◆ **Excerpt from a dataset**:
━━━━━━━━━━━━━━━━━━━━
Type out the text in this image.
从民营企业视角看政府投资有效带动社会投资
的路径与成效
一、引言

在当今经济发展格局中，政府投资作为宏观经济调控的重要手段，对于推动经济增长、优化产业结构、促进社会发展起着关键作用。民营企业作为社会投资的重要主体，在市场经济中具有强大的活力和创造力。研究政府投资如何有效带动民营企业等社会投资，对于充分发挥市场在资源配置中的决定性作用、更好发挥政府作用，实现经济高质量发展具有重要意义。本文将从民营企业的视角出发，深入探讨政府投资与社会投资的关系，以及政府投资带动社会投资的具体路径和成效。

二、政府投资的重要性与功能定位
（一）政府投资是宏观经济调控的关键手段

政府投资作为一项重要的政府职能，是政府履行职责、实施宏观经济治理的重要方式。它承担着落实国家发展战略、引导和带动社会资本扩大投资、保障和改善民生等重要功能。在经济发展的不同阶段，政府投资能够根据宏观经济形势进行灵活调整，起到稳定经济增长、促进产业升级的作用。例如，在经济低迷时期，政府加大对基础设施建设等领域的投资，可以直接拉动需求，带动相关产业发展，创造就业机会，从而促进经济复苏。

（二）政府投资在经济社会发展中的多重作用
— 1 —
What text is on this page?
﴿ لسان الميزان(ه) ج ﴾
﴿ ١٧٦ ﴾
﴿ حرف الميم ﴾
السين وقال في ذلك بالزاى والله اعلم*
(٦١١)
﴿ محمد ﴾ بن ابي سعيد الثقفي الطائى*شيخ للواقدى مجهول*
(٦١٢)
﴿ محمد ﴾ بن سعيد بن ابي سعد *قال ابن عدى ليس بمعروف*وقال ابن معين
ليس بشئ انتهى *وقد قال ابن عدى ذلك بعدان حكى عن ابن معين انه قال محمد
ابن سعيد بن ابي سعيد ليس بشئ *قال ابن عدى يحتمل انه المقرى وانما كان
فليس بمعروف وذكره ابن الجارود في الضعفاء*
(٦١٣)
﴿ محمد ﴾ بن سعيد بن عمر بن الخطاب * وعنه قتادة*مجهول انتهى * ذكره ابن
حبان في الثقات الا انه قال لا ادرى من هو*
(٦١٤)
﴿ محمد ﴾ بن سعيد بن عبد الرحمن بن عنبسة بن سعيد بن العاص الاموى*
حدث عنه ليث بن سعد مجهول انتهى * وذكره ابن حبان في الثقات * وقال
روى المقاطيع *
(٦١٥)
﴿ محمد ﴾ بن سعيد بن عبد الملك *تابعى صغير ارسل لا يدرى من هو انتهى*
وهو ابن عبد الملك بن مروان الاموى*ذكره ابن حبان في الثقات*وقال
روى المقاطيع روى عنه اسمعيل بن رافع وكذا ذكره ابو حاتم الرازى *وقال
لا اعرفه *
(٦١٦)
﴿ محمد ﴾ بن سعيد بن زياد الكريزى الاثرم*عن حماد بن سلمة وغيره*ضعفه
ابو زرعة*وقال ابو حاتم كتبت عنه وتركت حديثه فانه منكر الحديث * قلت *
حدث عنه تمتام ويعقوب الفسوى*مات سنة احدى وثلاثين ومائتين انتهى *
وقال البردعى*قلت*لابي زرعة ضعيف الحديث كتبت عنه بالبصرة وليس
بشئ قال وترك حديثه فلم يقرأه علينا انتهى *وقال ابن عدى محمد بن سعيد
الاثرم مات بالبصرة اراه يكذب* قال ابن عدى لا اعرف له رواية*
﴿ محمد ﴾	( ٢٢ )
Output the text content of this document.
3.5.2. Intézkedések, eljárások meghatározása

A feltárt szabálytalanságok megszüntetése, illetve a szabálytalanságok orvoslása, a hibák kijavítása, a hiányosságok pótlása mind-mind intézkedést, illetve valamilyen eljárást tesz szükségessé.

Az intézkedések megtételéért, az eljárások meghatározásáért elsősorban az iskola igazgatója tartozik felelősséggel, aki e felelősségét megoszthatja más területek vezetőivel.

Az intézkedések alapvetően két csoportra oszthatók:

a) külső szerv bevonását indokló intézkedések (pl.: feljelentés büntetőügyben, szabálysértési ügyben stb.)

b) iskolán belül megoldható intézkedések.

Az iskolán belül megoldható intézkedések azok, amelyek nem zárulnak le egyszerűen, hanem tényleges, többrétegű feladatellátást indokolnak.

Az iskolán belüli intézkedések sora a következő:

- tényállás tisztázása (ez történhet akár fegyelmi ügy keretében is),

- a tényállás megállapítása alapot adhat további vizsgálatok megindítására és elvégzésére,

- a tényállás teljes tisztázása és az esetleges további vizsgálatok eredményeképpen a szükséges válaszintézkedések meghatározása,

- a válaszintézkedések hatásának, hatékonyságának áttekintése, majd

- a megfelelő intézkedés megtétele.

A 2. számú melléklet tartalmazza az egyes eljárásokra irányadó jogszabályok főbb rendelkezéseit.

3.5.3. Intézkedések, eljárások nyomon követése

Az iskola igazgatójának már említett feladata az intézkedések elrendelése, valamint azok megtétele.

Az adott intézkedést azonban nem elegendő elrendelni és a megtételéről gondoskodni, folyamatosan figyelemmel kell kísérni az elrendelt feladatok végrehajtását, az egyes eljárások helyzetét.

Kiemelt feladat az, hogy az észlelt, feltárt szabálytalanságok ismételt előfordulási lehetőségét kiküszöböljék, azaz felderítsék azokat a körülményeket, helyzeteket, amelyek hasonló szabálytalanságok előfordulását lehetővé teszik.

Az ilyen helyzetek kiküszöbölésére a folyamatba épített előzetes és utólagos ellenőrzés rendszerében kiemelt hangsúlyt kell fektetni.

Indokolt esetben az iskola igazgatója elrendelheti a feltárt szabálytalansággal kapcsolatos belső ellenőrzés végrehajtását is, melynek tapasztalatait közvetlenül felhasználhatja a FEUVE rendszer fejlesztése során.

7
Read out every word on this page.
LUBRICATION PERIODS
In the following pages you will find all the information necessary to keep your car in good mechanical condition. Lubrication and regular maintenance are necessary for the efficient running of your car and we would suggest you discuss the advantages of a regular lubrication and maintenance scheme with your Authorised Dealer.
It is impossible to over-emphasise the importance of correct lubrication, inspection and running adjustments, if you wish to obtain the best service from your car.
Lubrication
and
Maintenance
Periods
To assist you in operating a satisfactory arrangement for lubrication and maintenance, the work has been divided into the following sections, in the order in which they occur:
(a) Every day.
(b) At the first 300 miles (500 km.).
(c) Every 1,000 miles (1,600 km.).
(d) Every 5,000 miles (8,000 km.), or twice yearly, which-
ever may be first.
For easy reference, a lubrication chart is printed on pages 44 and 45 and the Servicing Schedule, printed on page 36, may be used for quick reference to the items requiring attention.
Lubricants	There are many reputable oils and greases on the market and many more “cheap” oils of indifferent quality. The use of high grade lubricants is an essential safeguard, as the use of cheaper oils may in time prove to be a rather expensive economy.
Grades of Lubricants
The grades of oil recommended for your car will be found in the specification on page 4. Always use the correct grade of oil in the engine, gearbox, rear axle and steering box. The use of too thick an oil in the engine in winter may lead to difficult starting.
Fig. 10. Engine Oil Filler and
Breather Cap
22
━━━━━━━━━━━━━━━━━━━━
◆ **What the task asks**: Output the whole listing above again, word for word.

◆ **Completed exercise**:
Type out the text in this image.
从民营企业视角看政府投资有效带动社会投资
的路径与成效
一、引言

在当今经济发展格局中，政府投资作为宏观经济调控的重要手段，对于推动经济增长、优化产业结构、促进社会发展起着关键作用。民营企业作为社会投资的重要主体，在市场经济中具有强大的活力和创造力。研究政府投资如何有效带动民营企业等社会投资，对于充分发挥市场在资源配置中的决定性作用、更好发挥政府作用，实现经济高质量发展具有重要意义。本文将从民营企业的视角出发，深入探讨政府投资与社会投资的关系，以及政府投资带动社会投资的具体路径和成效。

二、政府投资的重要性与功能定位
（一）政府投资是宏观经济调控的关键手段

政府投资作为一项重要的政府职能，是政府履行职责、实施宏观经济治理的重要方式。它承担着落实国家发展战略、引导和带动社会资本扩大投资、保障和改善民生等重要功能。在经济发展的不同阶段，政府投资能够根据宏观经济形势进行灵活调整，起到稳定经济增长、促进产业升级的作用。例如，在经济低迷时期，政府加大对基础设施建设等领域的投资，可以直接拉动需求，带动相关产业发展，创造就业机会，从而促进经济复苏。

（二）政府投资在经济社会发展中的多重作用
— 1 —
What text is on this page?
﴿ لسان الميزان(ه) ج ﴾
﴿ ١٧٦ ﴾
﴿ حرف الميم ﴾
السين وقال في ذلك بالزاى والله اعلم*
(٦١١)
﴿ محمد ﴾ بن ابي سعيد الثقفي الطائى*شيخ للواقدى مجهول*
(٦١٢)
﴿ محمد ﴾ بن سعيد بن ابي سعد *قال ابن عدى ليس بمعروف*وقال ابن معين
ليس بشئ انتهى *وقد قال ابن عدى ذلك بعدان حكى عن ابن معين انه قال محمد
ابن سعيد بن ابي سعيد ليس بشئ *قال ابن عدى يحتمل انه المقرى وانما كان
فليس بمعروف وذكره ابن الجارود في الضعفاء*
(٦١٣)
﴿ محمد ﴾ بن سعيد بن عمر بن الخطاب * وعنه قتادة*مجهول انتهى * ذكره ابن
حبان في الثقات الا انه قال لا ادرى من هو*
(٦١٤)
﴿ محمد ﴾ بن سعيد بن عبد الرحمن بن عنبسة بن سعيد بن العاص الاموى*
حدث عنه ليث بن سعد مجهول انتهى * وذكره ابن حبان في الثقات * وقال
روى المقاطيع *
(٦١٥)
﴿ محمد ﴾ بن سعيد بن عبد الملك *تابعى صغير ارسل لا يدرى من هو انتهى*
وهو ابن عبد الملك بن مروان الاموى*ذكره ابن حبان في الثقات*وقال
روى المقاطيع روى عنه اسمعيل بن رافع وكذا ذكره ابو حاتم الرازى *وقال
لا اعرفه *
(٦١٦)
﴿ محمد ﴾ بن سعيد بن زياد الكريزى الاثرم*عن حماد بن سلمة وغيره*ضعفه
ابو زرعة*وقال ابو حاتم كتبت عنه وتركت حديثه فانه منكر الحديث * قلت *
حدث عنه تمتام ويعقوب الفسوى*مات سنة احدى وثلاثين ومائتين انتهى *
وقال البردعى*قلت*لابي زرعة ضعيف الحديث كتبت عنه بالبصرة وليس
بشئ قال وترك حديثه فلم يقرأه علينا انتهى *وقال ابن عدى محمد بن سعيد
الاثرم مات بالبصرة اراه يكذب* قال ابن عدى لا اعرف له رواية*
﴿ محمد ﴾	( ٢٢ )
Output the text content of this document.
3.5.2. Intézkedések, eljárások meghatározása

A feltárt szabálytalanságok megszüntetése, illetve a szabálytalanságok orvoslása, a hibák kijavítása, a hiányosságok pótlása mind-mind intézkedést, illetve valamilyen eljárást tesz szükségessé.

Az intézkedések megtételéért, az eljárások meghatározásáért elsősorban az iskola igazgatója tartozik felelősséggel, aki e felelősségét megoszthatja más területek vezetőivel.

Az intézkedések alapvetően két csoportra oszthatók:

a) külső szerv bevonását indokló intézkedések (pl.: feljelentés büntetőügyben, szabálysértési ügyben stb.)

b) iskolán belül megoldható intézkedések.

Az iskolán belül megoldható intézkedések azok, amelyek nem zárulnak le egyszerűen, hanem tényleges, többrétegű feladatellátást indokolnak.

Az iskolán belüli intézkedések sora a következő:

- tényállás tisztázása (ez történhet akár fegyelmi ügy keretében is),

- a tényállás megállapítása alapot adhat további vizsgálatok megindítására és elvégzésére,

- a tényállás teljes tisztázása és az esetleges további vizsgálatok eredményeképpen a szükséges válaszintézkedések meghatározása,

- a válaszintézkedések hatásának, hatékonyságának áttekintése, majd

- a megfelelő intézkedés megtétele.

A 2. számú melléklet tartalmazza az egyes eljárásokra irányadó jogszabályok főbb rendelkezéseit.

3.5.3. Intézkedések, eljárások nyomon követése

Az iskola igazgatójának már említett feladata az intézkedések elrendelése, valamint azok megtétele.

Az adott intézkedést azonban nem elegendő elrendelni és a megtételéről gondoskodni, folyamatosan figyelemmel kell kísérni az elrendelt feladatok végrehajtását, az egyes eljárások helyzetét.

Kiemelt feladat az, hogy az észlelt, feltárt szabálytalanságok ismételt előfordulási lehetőségét kiküszöböljék, azaz felderítsék azokat a körülményeket, helyzeteket, amelyek hasonló szabálytalanságok előfordulását lehetővé teszik.

Az ilyen helyzetek kiküszöbölésére a folyamatba épített előzetes és utólagos ellenőrzés rendszerében kiemelt hangsúlyt kell fektetni.

Indokolt esetben az iskola igazgatója elrendelheti a feltárt szabálytalansággal kapcsolatos belső ellenőrzés végrehajtását is, melynek tapasztalatait közvetlenül felhasználhatja a FEUVE rendszer fejlesztése során.

7
Read out every word on this page.
LUBRICATION PERIODS
In the following pages you will find all the information necessary to keep your car in good mechanical condition. Lubrication and regular maintenance are necessary for the efficient running of your car and we would suggest you discuss the advantages of a regular lubrication and maintenance scheme with your Authorised Dealer.
It is impossible to over-emphasise the importance of correct lubrication, inspection and running adjustments, if you wish to obtain the best service from your car.
Lubrication
and
Maintenance
Periods
To assist you in operating a satisfactory arrangement for lubrication and maintenance, the work has been divided into the following sections, in the order in which they occur:
(a) Every day.
(b) At the first 300 miles (500 km.).
(c) Every 1,000 miles (1,600 km.).
(d) Every 5,000 miles (8,000 km.), or twice yearly, which-
ever may be first.
For easy reference, a lubrication chart is printed on pages 44 and 45 and the Servicing Schedule, printed on page 36, may be used for quick reference to the items requiring attention.
Lubricants	There are many reputable oils and greases on the market and many more “cheap” oils of indifferent quality. The use of high grade lubricants is an essential safeguard, as the use of cheaper oils may in time prove to be a rather expensive economy.
Grades of Lubricants
The grades of oil recommended for your car will be found in the specification on page 4. Always use the correct grade of oil in the engine, gearbox, rear axle and steering box. The use of too thick an oil in the engine in winter may lead to difficult starting.
Fig. 10. Engine Oil Filler and
Breather Cap
22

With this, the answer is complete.